### What to do
(a) According to the album entry, what made Long Distance a departure from Ivy's earlier studio albums? Answer in one to three sentences.
(b) Reproduce the part of the album entry between "Long Distance is" and "and Adam Schlesinger.", inclusive.

BEGIN Selected excerpt

Studio album by Ivy
- Released: November 8, 2000
- Recorded: 1999–2000
- Studio: Stratosphere Sound; Sony Music (New York, NY)
- Genre: Indie pop; indie rock; new wave;
- Length: 56:08
- Label: Nettwerk
- Producer: Andy Chase; Adam Schlesinger; Peter Nashel;

Ivy chronology
| Apartment Life (1997) | Long Distance (2000) | Guestroom (2002) |

Singles from Long Distance
- "Lucy Doesn't Love You" Released: 2000; "Disappointed" Released: July 10, 2001; "Edge of the Ocean" Released: July 10, 2001;

= Long Distance (Ivy album) =

Long Distance is the third studio album by the American band Ivy. It was released on November 8, 2000, in Japan, while the US version was released on July 10, 2001, by Nettwerk. A departure from Ivy's previous studio albums Realistic (1995) and Apartment Life (1997), Long Distance was influenced by new wave, but maintained Ivy's signature blend of indie pop and indie rock music. Ivy collaborated with long-time producer Peter Nashel for two of the album's tracks, while the rest were written and produced entirely by members Andy Chase and Adam Schlesinger.

END Selected excerpt
BEGIN Study material

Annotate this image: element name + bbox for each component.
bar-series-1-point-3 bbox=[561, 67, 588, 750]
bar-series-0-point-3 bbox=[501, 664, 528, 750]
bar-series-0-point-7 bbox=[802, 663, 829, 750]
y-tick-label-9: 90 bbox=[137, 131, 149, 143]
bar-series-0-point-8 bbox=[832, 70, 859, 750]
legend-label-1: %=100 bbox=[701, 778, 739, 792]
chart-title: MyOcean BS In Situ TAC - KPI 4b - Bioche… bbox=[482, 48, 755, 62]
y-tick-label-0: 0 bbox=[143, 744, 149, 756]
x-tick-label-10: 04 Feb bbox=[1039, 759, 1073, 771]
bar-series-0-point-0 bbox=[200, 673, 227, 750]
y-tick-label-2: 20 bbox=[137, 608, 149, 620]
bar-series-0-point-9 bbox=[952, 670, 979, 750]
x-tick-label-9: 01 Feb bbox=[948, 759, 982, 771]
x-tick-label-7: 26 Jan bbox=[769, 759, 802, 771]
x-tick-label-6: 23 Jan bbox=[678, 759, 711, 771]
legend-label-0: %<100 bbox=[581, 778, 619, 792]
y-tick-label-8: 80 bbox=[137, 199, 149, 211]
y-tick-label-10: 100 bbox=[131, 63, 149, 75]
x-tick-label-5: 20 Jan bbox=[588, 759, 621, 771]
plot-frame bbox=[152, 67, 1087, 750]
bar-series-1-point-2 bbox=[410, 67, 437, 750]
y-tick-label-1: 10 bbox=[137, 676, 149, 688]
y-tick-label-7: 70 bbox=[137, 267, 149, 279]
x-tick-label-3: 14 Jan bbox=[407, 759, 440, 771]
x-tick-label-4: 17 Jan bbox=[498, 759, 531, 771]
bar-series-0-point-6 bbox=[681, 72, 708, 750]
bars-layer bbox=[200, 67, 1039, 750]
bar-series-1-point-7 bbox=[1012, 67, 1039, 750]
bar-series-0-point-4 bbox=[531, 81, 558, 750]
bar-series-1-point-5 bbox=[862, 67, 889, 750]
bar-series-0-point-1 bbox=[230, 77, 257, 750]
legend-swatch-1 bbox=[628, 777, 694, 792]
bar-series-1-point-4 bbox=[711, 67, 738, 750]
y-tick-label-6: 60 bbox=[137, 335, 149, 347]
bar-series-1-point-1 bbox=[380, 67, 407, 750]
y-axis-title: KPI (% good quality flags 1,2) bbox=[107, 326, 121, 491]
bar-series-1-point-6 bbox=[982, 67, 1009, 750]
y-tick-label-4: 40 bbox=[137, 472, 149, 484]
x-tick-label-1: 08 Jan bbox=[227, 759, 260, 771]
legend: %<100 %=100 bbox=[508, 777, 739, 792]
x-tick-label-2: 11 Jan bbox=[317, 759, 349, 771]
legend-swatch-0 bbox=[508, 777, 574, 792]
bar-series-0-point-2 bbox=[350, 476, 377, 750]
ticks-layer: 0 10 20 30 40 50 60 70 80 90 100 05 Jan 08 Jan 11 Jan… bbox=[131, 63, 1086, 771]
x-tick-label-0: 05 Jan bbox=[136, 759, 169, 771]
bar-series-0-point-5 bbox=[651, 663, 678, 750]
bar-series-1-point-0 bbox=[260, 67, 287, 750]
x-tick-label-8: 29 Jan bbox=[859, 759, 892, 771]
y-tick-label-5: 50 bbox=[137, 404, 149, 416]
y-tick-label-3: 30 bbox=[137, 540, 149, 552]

END Study material

### Results for each task
(a) Unlike Realistic (1995) and Apartment Life (1997), Long Distance was influenced by new wave. It still kept Ivy's signature blend of indie pop and indie rock.

(b)
Long Distance is the third studio album by the American band Ivy. It was released on November 8, 2000, in Japan, while the US version was released on July 10, 2001, by Nettwerk. A departure from Ivy's previous studio albums Realistic (1995) and Apartment Life (1997), Long Distance was influenced by new wave, but maintained Ivy's signature blend of indie pop and indie rock music. Ivy collaborated with long-time producer Peter Nashel for two of the album's tracks, while the rest were written and produced entirely by members Andy Chase and Adam Schlesinger.